[Data records]
***
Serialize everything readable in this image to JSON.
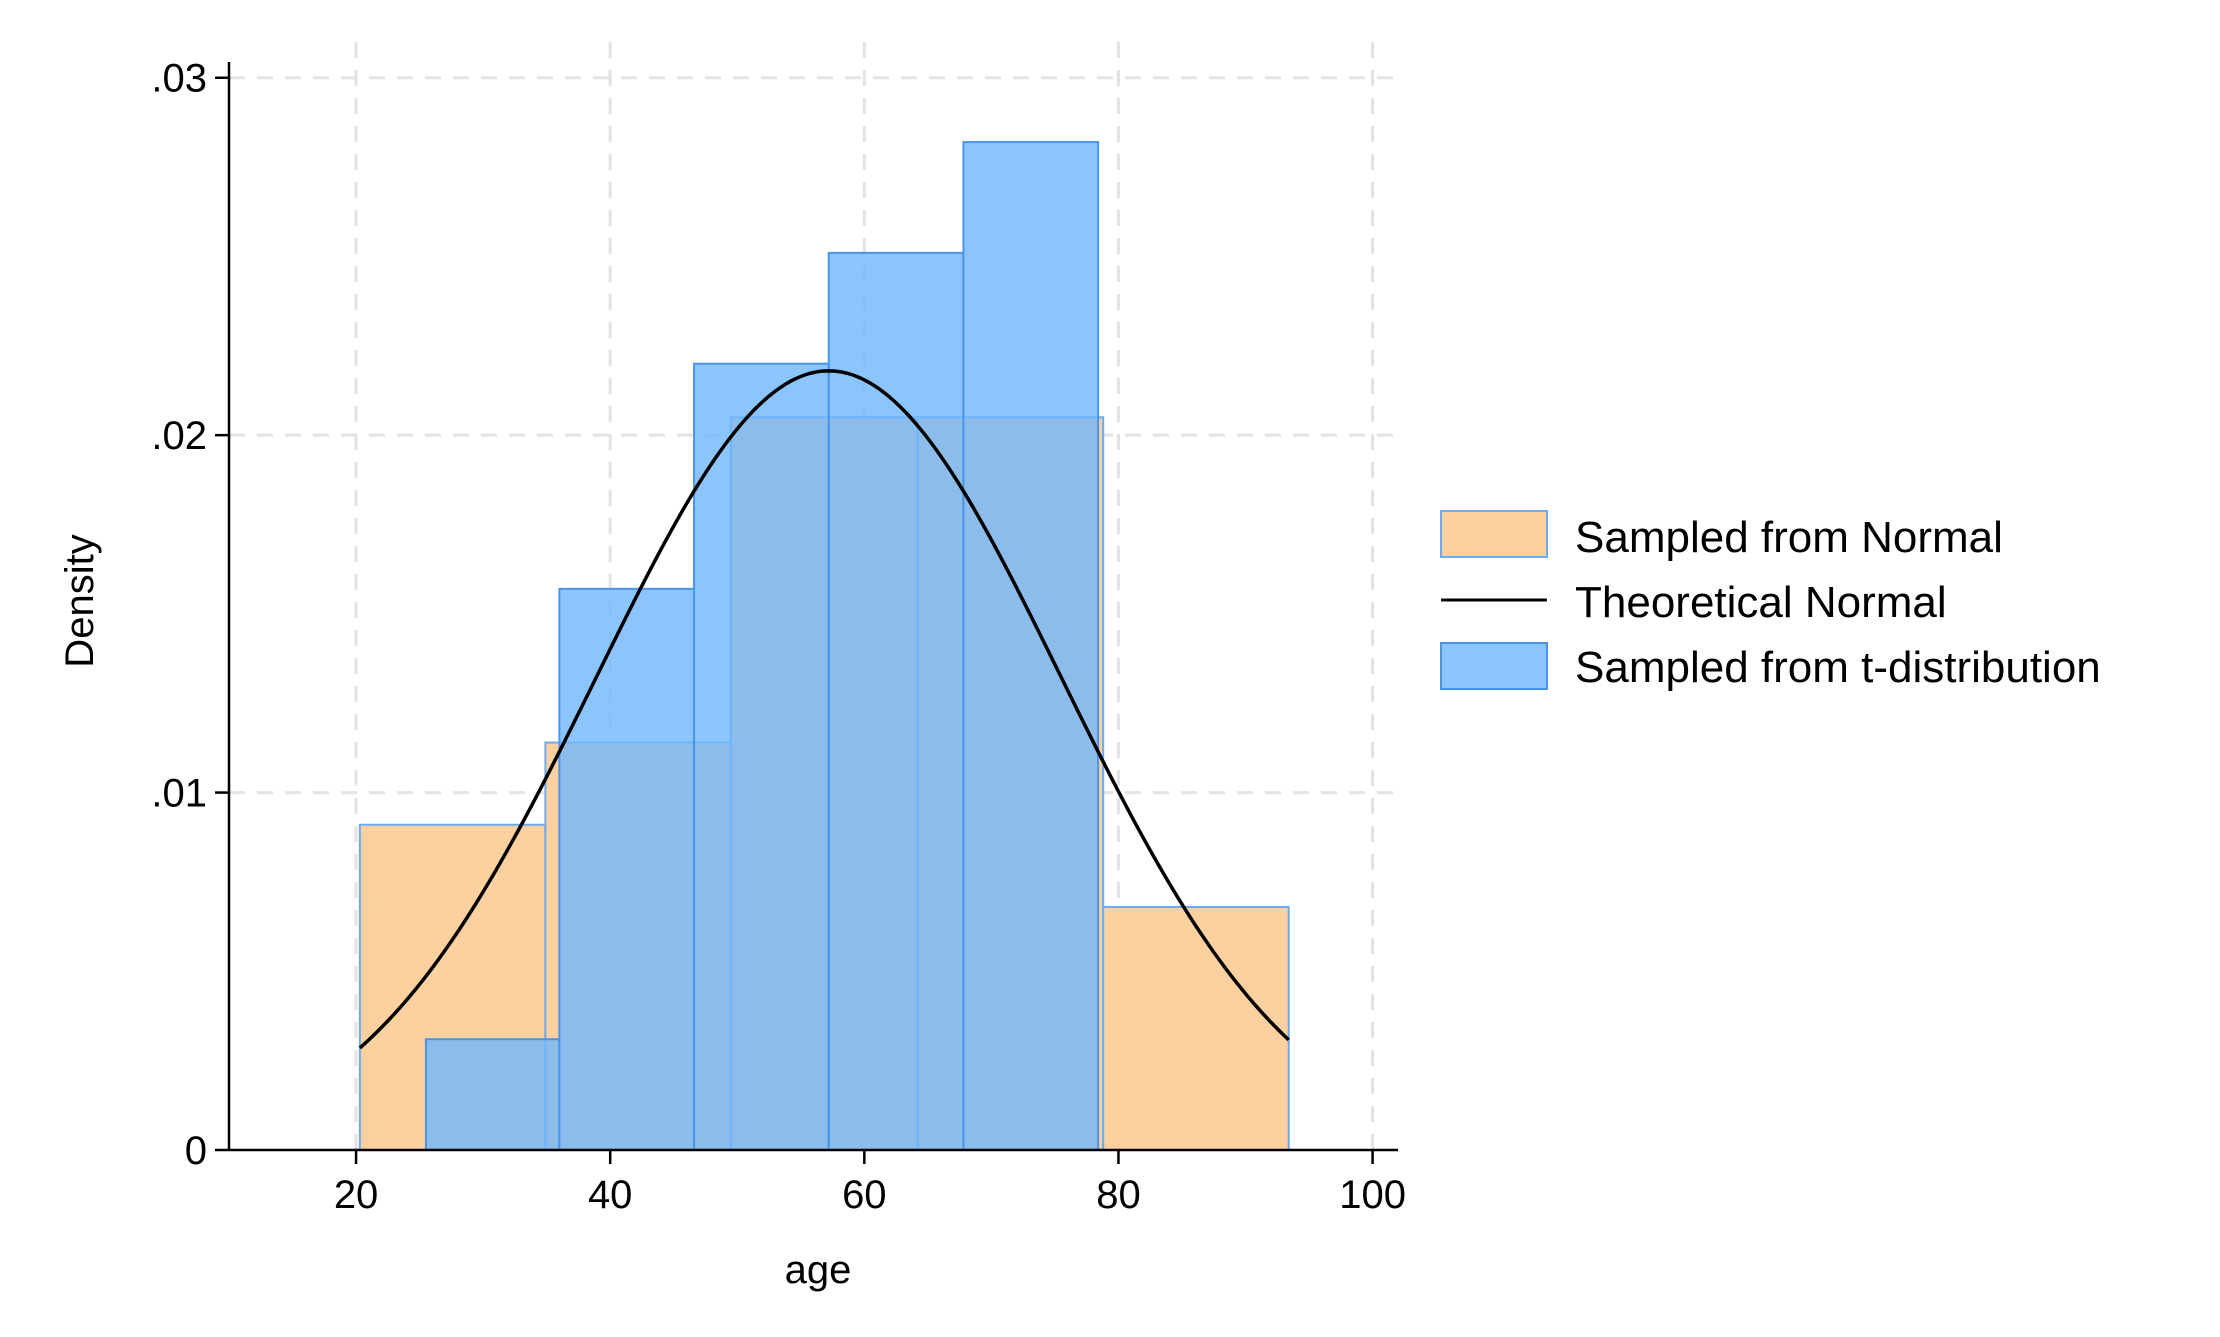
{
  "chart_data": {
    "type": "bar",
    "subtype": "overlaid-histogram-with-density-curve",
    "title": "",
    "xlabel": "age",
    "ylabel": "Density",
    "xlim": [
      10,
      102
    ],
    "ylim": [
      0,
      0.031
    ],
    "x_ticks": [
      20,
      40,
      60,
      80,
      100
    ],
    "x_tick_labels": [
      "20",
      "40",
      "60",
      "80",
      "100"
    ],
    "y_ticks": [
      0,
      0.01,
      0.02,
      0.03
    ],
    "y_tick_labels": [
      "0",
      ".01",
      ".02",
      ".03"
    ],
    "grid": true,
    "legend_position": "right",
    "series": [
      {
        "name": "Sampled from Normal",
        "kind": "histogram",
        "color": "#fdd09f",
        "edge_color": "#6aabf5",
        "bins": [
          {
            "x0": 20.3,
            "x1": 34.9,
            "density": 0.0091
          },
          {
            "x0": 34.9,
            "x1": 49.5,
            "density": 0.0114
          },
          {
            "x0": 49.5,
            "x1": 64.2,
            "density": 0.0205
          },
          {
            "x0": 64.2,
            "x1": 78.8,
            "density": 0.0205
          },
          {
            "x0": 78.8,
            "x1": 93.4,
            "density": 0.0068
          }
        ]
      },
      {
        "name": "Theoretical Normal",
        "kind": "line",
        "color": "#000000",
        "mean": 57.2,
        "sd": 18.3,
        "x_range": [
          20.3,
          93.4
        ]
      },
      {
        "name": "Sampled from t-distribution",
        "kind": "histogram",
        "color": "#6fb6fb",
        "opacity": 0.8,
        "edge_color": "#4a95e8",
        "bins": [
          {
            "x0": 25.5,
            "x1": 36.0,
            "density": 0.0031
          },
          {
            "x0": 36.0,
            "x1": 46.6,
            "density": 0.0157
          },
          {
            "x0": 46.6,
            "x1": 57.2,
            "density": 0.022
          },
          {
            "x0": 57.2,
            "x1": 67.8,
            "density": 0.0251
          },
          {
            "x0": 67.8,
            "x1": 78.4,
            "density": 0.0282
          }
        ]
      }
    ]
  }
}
***
**Task objective**
Pictures in the records above are left out; print everything else exactly as written.

**Output for this task**
Serialize everything readable in this image to JSON.
{
  "chart_data": {
    "type": "bar",
    "subtype": "overlaid-histogram-with-density-curve",
    "title": "",
    "xlabel": "age",
    "ylabel": "Density",
    "xlim": [
      10,
      102
    ],
    "ylim": [
      0,
      0.031
    ],
    "x_ticks": [
      20,
      40,
      60,
      80,
      100
    ],
    "x_tick_labels": [
      "20",
      "40",
      "60",
      "80",
      "100"
    ],
    "y_ticks": [
      0,
      0.01,
      0.02,
      0.03
    ],
    "y_tick_labels": [
      "0",
      ".01",
      ".02",
      ".03"
    ],
    "grid": true,
    "legend_position": "right",
    "series": [
      {
        "name": "Sampled from Normal",
        "kind": "histogram",
        "color": "#fdd09f",
        "edge_color": "#6aabf5",
        "bins": [
          {
            "x0": 20.3,
            "x1": 34.9,
            "density": 0.0091
          },
          {
            "x0": 34.9,
            "x1": 49.5,
            "density": 0.0114
          },
          {
            "x0": 49.5,
            "x1": 64.2,
            "density": 0.0205
          },
          {
            "x0": 64.2,
            "x1": 78.8,
            "density": 0.0205
          },
          {
            "x0": 78.8,
            "x1": 93.4,
            "density": 0.0068
          }
        ]
      },
      {
        "name": "Theoretical Normal",
        "kind": "line",
        "color": "#000000",
        "mean": 57.2,
        "sd": 18.3,
        "x_range": [
          20.3,
          93.4
        ]
      },
      {
        "name": "Sampled from t-distribution",
        "kind": "histogram",
        "color": "#6fb6fb",
        "opacity": 0.8,
        "edge_color": "#4a95e8",
        "bins": [
          {
            "x0": 25.5,
            "x1": 36.0,
            "density": 0.0031
          },
          {
            "x0": 36.0,
            "x1": 46.6,
            "density": 0.0157
          },
          {
            "x0": 46.6,
            "x1": 57.2,
            "density": 0.022
          },
          {
            "x0": 57.2,
            "x1": 67.8,
            "density": 0.0251
          },
          {
            "x0": 67.8,
            "x1": 78.4,
            "density": 0.0282
          }
        ]
      }
    ]
  }
}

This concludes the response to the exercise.